§ PROBLEM TO WORK ON:
Determine which lines contain the word "h₁₀₀", then copy those lines.

▼

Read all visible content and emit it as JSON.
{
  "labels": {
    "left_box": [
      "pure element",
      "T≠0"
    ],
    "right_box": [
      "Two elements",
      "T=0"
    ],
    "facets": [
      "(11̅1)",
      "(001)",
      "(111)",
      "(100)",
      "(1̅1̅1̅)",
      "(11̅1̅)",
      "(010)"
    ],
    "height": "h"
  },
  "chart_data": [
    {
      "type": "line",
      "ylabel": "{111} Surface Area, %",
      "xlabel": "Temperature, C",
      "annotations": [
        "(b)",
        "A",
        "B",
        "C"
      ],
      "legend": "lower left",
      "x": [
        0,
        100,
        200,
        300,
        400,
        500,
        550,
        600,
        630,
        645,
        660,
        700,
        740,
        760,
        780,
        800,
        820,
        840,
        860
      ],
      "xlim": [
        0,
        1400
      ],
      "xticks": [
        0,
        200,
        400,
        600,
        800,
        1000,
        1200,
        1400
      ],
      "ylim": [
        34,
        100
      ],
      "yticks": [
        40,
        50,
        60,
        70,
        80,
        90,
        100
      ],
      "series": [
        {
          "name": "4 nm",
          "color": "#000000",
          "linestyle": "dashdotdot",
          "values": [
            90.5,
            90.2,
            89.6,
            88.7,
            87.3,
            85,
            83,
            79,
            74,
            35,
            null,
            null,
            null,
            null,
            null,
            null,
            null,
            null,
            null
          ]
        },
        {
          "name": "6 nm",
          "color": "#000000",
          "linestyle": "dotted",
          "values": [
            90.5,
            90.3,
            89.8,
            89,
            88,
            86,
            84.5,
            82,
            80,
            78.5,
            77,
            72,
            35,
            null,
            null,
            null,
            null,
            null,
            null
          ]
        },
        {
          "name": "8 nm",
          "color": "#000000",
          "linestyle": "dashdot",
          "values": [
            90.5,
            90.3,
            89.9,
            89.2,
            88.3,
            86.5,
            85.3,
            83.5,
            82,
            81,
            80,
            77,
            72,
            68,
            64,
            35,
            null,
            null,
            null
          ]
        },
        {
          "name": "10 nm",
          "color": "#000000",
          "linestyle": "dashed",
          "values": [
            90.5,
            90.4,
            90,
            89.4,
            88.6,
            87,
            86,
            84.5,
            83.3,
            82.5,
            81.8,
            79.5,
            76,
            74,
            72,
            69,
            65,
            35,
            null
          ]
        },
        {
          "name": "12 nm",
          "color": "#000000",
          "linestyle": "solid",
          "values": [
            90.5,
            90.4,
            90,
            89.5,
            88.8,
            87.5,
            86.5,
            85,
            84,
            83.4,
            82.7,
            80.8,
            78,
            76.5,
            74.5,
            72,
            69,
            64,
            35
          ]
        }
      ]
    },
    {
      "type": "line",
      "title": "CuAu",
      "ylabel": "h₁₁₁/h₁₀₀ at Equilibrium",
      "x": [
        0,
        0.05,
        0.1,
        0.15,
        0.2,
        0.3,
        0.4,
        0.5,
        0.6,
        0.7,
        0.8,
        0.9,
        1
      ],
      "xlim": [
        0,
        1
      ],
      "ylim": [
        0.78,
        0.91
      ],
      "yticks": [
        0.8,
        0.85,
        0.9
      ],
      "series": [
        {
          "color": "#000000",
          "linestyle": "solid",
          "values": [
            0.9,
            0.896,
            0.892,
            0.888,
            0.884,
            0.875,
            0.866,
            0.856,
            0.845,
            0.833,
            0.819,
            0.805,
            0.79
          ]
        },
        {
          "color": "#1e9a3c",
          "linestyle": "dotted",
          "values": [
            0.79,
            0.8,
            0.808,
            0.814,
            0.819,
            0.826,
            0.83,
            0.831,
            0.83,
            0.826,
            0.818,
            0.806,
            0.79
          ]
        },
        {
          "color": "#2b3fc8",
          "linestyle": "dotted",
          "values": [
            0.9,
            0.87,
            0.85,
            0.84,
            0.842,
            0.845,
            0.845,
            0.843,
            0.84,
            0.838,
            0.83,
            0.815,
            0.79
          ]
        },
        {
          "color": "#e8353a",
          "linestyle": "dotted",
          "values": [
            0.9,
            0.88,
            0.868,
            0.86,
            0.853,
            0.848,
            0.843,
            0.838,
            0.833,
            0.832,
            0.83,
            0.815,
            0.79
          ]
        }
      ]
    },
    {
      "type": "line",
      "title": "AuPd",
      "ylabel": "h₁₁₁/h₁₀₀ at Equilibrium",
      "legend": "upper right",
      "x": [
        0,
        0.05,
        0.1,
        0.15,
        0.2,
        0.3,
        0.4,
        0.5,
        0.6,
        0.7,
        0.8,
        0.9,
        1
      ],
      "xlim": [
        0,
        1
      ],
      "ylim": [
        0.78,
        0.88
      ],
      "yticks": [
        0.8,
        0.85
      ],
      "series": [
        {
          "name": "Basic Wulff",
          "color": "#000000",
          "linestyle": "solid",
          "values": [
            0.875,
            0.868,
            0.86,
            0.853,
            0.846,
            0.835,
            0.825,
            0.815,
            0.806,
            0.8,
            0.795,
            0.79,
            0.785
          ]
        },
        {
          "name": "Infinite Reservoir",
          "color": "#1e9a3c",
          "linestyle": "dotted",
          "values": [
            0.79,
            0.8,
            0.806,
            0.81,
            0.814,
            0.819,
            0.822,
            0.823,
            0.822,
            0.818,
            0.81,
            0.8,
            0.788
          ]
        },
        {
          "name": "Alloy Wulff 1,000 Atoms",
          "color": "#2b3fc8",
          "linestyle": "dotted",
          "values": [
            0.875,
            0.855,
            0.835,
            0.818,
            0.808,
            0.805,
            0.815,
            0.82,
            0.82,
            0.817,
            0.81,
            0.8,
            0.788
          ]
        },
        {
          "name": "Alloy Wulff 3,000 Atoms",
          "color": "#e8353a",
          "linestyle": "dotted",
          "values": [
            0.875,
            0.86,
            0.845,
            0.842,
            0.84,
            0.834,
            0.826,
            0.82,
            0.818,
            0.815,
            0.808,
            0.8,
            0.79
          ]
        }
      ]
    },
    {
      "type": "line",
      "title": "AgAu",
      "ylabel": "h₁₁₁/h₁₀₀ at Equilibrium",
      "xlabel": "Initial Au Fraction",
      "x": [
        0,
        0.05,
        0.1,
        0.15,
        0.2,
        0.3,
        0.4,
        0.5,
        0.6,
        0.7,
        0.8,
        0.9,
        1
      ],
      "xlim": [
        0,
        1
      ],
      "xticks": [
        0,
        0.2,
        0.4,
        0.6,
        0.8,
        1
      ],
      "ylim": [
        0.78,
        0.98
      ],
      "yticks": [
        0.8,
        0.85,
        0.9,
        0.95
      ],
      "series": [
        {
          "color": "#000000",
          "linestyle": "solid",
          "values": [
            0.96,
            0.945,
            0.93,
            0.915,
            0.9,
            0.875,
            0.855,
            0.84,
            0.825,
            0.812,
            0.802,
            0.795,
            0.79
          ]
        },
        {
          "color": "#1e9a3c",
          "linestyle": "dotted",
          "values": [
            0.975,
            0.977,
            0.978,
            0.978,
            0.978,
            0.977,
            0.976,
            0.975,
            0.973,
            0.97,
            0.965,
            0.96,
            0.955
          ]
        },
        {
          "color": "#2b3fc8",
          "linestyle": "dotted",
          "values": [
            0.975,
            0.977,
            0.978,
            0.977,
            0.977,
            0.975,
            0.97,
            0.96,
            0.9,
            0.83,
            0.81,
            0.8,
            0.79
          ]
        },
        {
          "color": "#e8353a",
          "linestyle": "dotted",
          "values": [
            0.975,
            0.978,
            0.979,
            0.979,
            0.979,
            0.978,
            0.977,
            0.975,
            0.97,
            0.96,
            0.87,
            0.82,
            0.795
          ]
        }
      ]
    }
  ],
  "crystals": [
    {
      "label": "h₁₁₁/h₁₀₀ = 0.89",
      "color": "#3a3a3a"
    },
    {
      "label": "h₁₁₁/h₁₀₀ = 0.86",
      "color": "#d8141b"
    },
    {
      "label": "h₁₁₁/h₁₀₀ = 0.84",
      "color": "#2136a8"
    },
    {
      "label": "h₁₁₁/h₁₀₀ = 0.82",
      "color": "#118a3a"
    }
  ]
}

▲

§ RESPONSE TO THIS TASK:
      "ylabel": "h₁₁₁/h₁₀₀ at Equilibrium",
      "ylabel": "h₁₁₁/h₁₀₀ at Equilibrium",
      "ylabel": "h₁₁₁/h₁₀₀ at Equilibrium",
      "label": "h₁₁₁/h₁₀₀ = 0.89",
      "label": "h₁₁₁/h₁₀₀ = 0.86",
      "label": "h₁₁₁/h₁₀₀ = 0.84",
      "label": "h₁₁₁/h₁₀₀ = 0.82",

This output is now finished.